TASK BRIEF => Images excluded, repeat each entry below exactly.

----------

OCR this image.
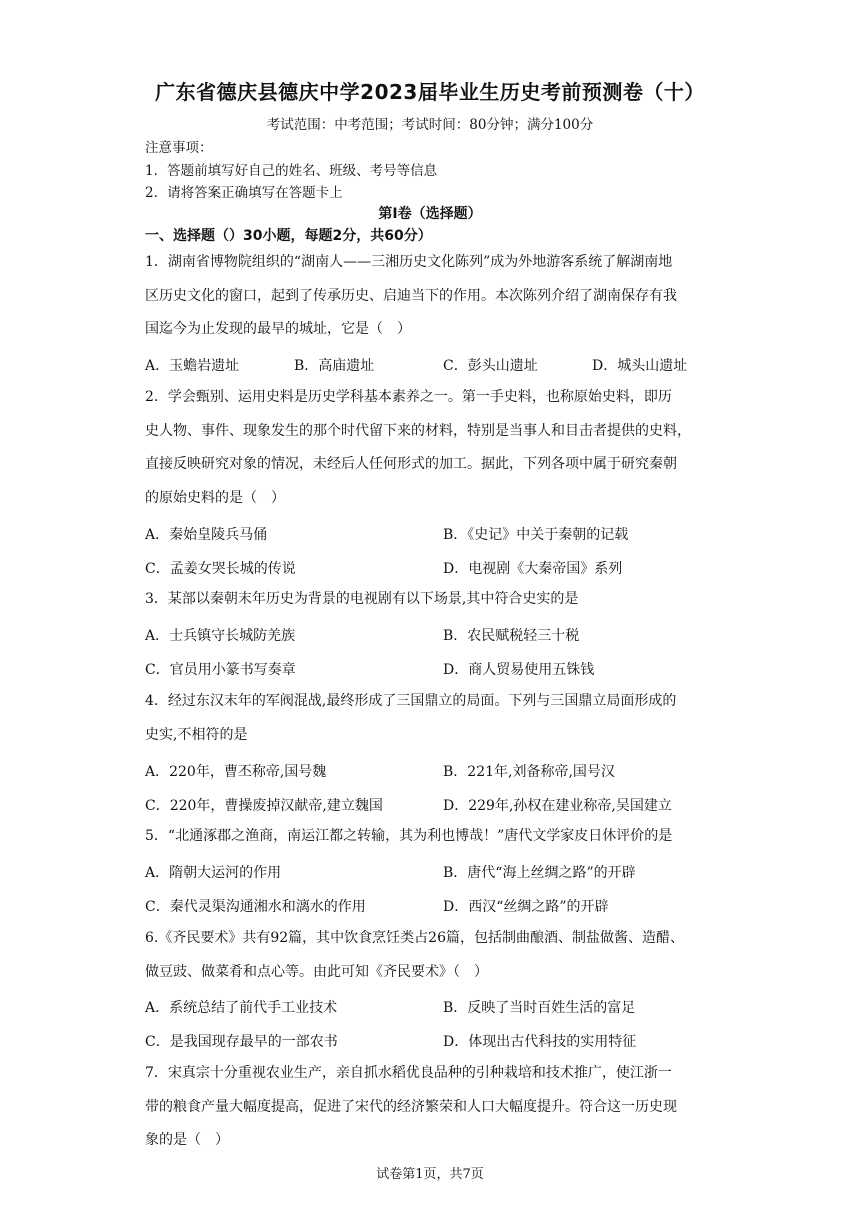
广东省德庆县德庆中学2023届毕业生历史考前预测卷（十）
考试范围：中考范围；考试时间：80分钟；满分100分
注意事项：
1．答题前填写好自己的姓名、班级、考号等信息
2．请将答案正确填写在答题卡上
第I卷（选择题）
一、选择题（）30小题，每题2分，共60分）
1．湖南省博物院组织的“湖南人——三湘历史文化陈列”成为外地游客系统了解湖南地
区历史文化的窗口，起到了传承历史、启迪当下的作用。本次陈列介绍了湖南保存有我
国迄今为止发现的最早的城址，它是（　）
A．玉蟾岩遗址	B．高庙遗址	C．彭头山遗址	D．城头山遗址
2．学会甄别、运用史料是历史学科基本素养之一。第一手史料，也称原始史料，即历
史人物、事件、现象发生的那个时代留下来的材料，特别是当事人和目击者提供的史料，
直接反映研究对象的情况，未经后人任何形式的加工。据此，下列各项中属于研究秦朝
的原始史料的是（　）
A．秦始皇陵兵马俑	B．《史记》中关于秦朝的记载
C．孟姜女哭长城的传说	D．电视剧《大秦帝国》系列
3．某部以秦朝末年历史为背景的电视剧有以下场景,其中符合史实的是
A．士兵镇守长城防羌族	B．农民赋税轻三十税
C．官员用小篆书写奏章	D．商人贸易使用五铢钱
4．经过东汉末年的军阀混战,最终形成了三国鼎立的局面。下列与三国鼎立局面形成的
史实,不相符的是
A．220年，曹丕称帝,国号魏	B．221年,刘备称帝,国号汉
C．220年，曹操废掉汉献帝,建立魏国	D．229年,孙权在建业称帝,吴国建立
5．“北通涿郡之渔商，南运江都之转输，其为利也博哉！”唐代文学家皮日休评价的是
A．隋朝大运河的作用	B．唐代“海上丝绸之路”的开辟
C．秦代灵渠沟通湘水和漓水的作用	D．西汉“丝绸之路”的开辟
6.《齐民要术》共有92篇，其中饮食烹饪类占26篇，包括制曲酿酒、制盐做酱、造醋、
做豆豉、做菜肴和点心等。由此可知《齐民要术》（　）
A．系统总结了前代手工业技术	B．反映了当时百姓生活的富足
C．是我国现存最早的一部农书	D．体现出古代科技的实用特征
7．宋真宗十分重视农业生产，亲自抓水稻优良品种的引种栽培和技术推广，使江浙一
带的粮食产量大幅度提高，促进了宋代的经济繁荣和人口大幅度提升。符合这一历史现
象的是（　）
试卷第1页，共7页
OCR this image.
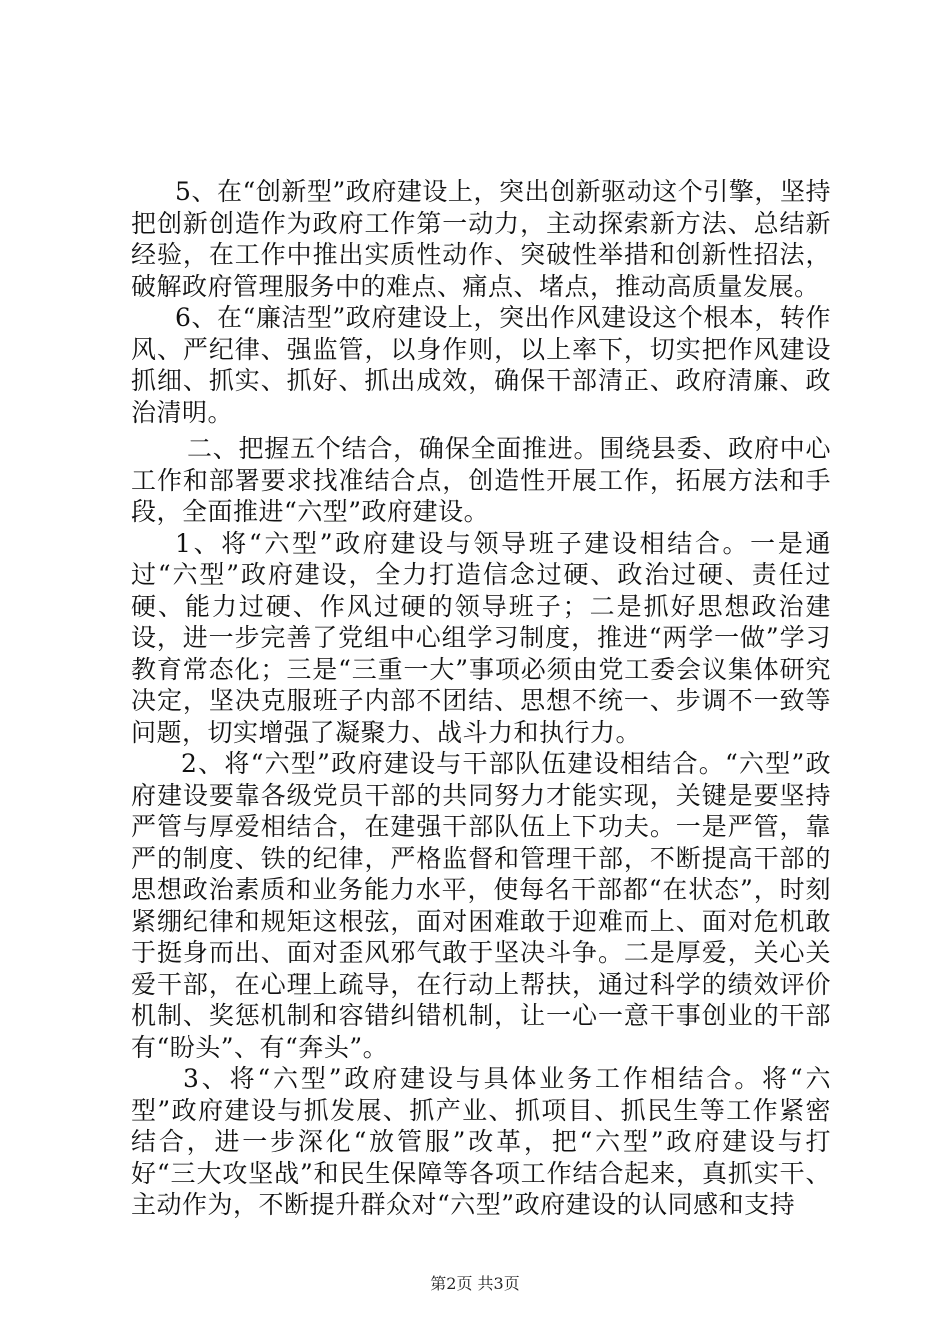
5、在“创新型”政府建设上，突出创新驱动这个引擎，坚持把创新创造作为政府工作第一动力，主动探索新方法、总结新经验，在工作中推出实质性动作、突破性举措和创新性招法，破解政府管理服务中的难点、痛点、堵点，推动高质量发展。

6、在“廉洁型”政府建设上，突出作风建设这个根本，转作风、严纪律、强监管，以身作则，以上率下，切实把作风建设抓细、抓实、抓好、抓出成效，确保干部清正、政府清廉、政治清明。

二、把握五个结合，确保全面推进。围绕县委、政府中心工作和部署要求找准结合点，创造性开展工作，拓展方法和手段，全面推进“六型”政府建设。

1、将“六型”政府建设与领导班子建设相结合。一是通过“六型”政府建设，全力打造信念过硬、政治过硬、责任过硬、能力过硬、作风过硬的领导班子；二是抓好思想政治建设，进一步完善了党组中心组学习制度，推进“两学一做”学习教育常态化；三是“三重一大”事项必须由党工委会议集体研究决定，坚决克服班子内部不团结、思想不统一、步调不一致等问题，切实增强了凝聚力、战斗力和执行力。

2、将“六型”政府建设与干部队伍建设相结合。“六型”政府建设要靠各级党员干部的共同努力才能实现，关键是要坚持严管与厚爱相结合，在建强干部队伍上下功夫。一是严管，靠严的制度、铁的纪律，严格监督和管理干部，不断提高干部的思想政治素质和业务能力水平，使每名干部都“在状态”，时刻紧绷纪律和规矩这根弦，面对困难敢于迎难而上、面对危机敢于挺身而出、面对歪风邪气敢于坚决斗争。二是厚爱，关心关爱干部，在心理上疏导，在行动上帮扶，通过科学的绩效评价机制、奖惩机制和容错纠错机制，让一心一意干事创业的干部有“盼头”、有“奔头”。

3、将“六型”政府建设与具体业务工作相结合。将“六型”政府建设与抓发展、抓产业、抓项目、抓民生等工作紧密结合，进一步深化“放管服”改革，把“六型”政府建设与打好“三大攻坚战”和民生保障等各项工作结合起来，真抓实干、主动作为，不断提升群众对“六型”政府建设的认同感和支持

第2页 共3页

----------

OUTPUT =>
OCR this image.
广东省德庆县德庆中学2023届毕业生历史考前预测卷（十）
考试范围：中考范围；考试时间：80分钟；满分100分
注意事项：
1．答题前填写好自己的姓名、班级、考号等信息
2．请将答案正确填写在答题卡上
第I卷（选择题）
一、选择题（）30小题，每题2分，共60分）
1．湖南省博物院组织的“湖南人——三湘历史文化陈列”成为外地游客系统了解湖南地
区历史文化的窗口，起到了传承历史、启迪当下的作用。本次陈列介绍了湖南保存有我
国迄今为止发现的最早的城址，它是（　）
A．玉蟾岩遗址	B．高庙遗址	C．彭头山遗址	D．城头山遗址
2．学会甄别、运用史料是历史学科基本素养之一。第一手史料，也称原始史料，即历
史人物、事件、现象发生的那个时代留下来的材料，特别是当事人和目击者提供的史料，
直接反映研究对象的情况，未经后人任何形式的加工。据此，下列各项中属于研究秦朝
的原始史料的是（　）
A．秦始皇陵兵马俑	B．《史记》中关于秦朝的记载
C．孟姜女哭长城的传说	D．电视剧《大秦帝国》系列
3．某部以秦朝末年历史为背景的电视剧有以下场景,其中符合史实的是
A．士兵镇守长城防羌族	B．农民赋税轻三十税
C．官员用小篆书写奏章	D．商人贸易使用五铢钱
4．经过东汉末年的军阀混战,最终形成了三国鼎立的局面。下列与三国鼎立局面形成的
史实,不相符的是
A．220年，曹丕称帝,国号魏	B．221年,刘备称帝,国号汉
C．220年，曹操废掉汉献帝,建立魏国	D．229年,孙权在建业称帝,吴国建立
5．“北通涿郡之渔商，南运江都之转输，其为利也博哉！”唐代文学家皮日休评价的是
A．隋朝大运河的作用	B．唐代“海上丝绸之路”的开辟
C．秦代灵渠沟通湘水和漓水的作用	D．西汉“丝绸之路”的开辟
6.《齐民要术》共有92篇，其中饮食烹饪类占26篇，包括制曲酿酒、制盐做酱、造醋、
做豆豉、做菜肴和点心等。由此可知《齐民要术》（　）
A．系统总结了前代手工业技术	B．反映了当时百姓生活的富足
C．是我国现存最早的一部农书	D．体现出古代科技的实用特征
7．宋真宗十分重视农业生产，亲自抓水稻优良品种的引种栽培和技术推广，使江浙一
带的粮食产量大幅度提高，促进了宋代的经济繁荣和人口大幅度提升。符合这一历史现
象的是（　）
试卷第1页，共7页
OCR this image.
5、在“创新型”政府建设上，突出创新驱动这个引擎，坚持把创新创造作为政府工作第一动力，主动探索新方法、总结新经验，在工作中推出实质性动作、突破性举措和创新性招法，破解政府管理服务中的难点、痛点、堵点，推动高质量发展。

6、在“廉洁型”政府建设上，突出作风建设这个根本，转作风、严纪律、强监管，以身作则，以上率下，切实把作风建设抓细、抓实、抓好、抓出成效，确保干部清正、政府清廉、政治清明。

二、把握五个结合，确保全面推进。围绕县委、政府中心工作和部署要求找准结合点，创造性开展工作，拓展方法和手段，全面推进“六型”政府建设。

1、将“六型”政府建设与领导班子建设相结合。一是通过“六型”政府建设，全力打造信念过硬、政治过硬、责任过硬、能力过硬、作风过硬的领导班子；二是抓好思想政治建设，进一步完善了党组中心组学习制度，推进“两学一做”学习教育常态化；三是“三重一大”事项必须由党工委会议集体研究决定，坚决克服班子内部不团结、思想不统一、步调不一致等问题，切实增强了凝聚力、战斗力和执行力。

2、将“六型”政府建设与干部队伍建设相结合。“六型”政府建设要靠各级党员干部的共同努力才能实现，关键是要坚持严管与厚爱相结合，在建强干部队伍上下功夫。一是严管，靠严的制度、铁的纪律，严格监督和管理干部，不断提高干部的思想政治素质和业务能力水平，使每名干部都“在状态”，时刻紧绷纪律和规矩这根弦，面对困难敢于迎难而上、面对危机敢于挺身而出、面对歪风邪气敢于坚决斗争。二是厚爱，关心关爱干部，在心理上疏导，在行动上帮扶，通过科学的绩效评价机制、奖惩机制和容错纠错机制，让一心一意干事创业的干部有“盼头”、有“奔头”。

3、将“六型”政府建设与具体业务工作相结合。将“六型”政府建设与抓发展、抓产业、抓项目、抓民生等工作紧密结合，进一步深化“放管服”改革，把“六型”政府建设与打好“三大攻坚战”和民生保障等各项工作结合起来，真抓实干、主动作为，不断提升群众对“六型”政府建设的认同感和支持

第2页 共3页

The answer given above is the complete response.